## WHAT TO DO
Copy out all lines with the word "frac" in them.

|---|

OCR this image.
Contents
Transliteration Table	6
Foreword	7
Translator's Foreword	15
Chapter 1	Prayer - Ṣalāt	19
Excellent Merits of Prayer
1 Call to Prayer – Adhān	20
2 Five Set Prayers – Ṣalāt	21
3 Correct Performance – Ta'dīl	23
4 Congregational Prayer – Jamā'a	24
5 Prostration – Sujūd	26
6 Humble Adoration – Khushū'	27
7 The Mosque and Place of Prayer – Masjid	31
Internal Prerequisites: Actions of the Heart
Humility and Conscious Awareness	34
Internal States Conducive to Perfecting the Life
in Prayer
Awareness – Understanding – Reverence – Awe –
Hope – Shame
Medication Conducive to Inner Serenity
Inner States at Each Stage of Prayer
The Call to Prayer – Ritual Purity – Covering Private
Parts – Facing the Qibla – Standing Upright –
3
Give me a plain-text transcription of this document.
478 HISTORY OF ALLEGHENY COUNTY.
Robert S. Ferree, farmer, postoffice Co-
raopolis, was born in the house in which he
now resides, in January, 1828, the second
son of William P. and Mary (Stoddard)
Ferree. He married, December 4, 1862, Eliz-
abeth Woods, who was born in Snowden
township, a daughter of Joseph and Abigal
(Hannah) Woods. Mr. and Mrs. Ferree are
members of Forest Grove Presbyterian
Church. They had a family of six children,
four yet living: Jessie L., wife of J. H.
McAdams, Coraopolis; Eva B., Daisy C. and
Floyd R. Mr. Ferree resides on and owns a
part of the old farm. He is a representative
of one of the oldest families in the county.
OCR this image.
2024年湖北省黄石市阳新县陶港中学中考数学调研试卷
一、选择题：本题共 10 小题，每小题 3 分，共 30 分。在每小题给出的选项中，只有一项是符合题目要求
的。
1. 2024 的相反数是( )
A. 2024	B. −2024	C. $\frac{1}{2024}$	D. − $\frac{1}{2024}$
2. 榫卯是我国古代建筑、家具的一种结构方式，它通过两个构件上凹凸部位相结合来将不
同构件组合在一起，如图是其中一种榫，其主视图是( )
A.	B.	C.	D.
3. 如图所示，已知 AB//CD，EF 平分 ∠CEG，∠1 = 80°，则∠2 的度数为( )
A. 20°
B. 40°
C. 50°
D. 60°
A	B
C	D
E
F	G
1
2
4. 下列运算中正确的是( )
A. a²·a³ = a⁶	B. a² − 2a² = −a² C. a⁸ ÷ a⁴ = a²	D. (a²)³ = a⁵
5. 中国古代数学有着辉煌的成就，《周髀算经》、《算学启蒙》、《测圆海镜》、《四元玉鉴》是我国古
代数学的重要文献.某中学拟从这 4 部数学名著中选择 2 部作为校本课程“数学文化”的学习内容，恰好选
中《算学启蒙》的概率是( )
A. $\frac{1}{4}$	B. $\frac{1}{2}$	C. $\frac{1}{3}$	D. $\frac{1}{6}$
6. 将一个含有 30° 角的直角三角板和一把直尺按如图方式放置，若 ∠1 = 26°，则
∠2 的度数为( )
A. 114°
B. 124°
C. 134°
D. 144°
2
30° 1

|---|

## RESULT OF THE EXERCISE
A. 2024	B. −2024	C. $\frac{1}{2024}$	D. − $\frac{1}{2024}$
A. $\frac{1}{4}$	B. $\frac{1}{2}$	C. $\frac{1}{3}$	D. $\frac{1}{6}$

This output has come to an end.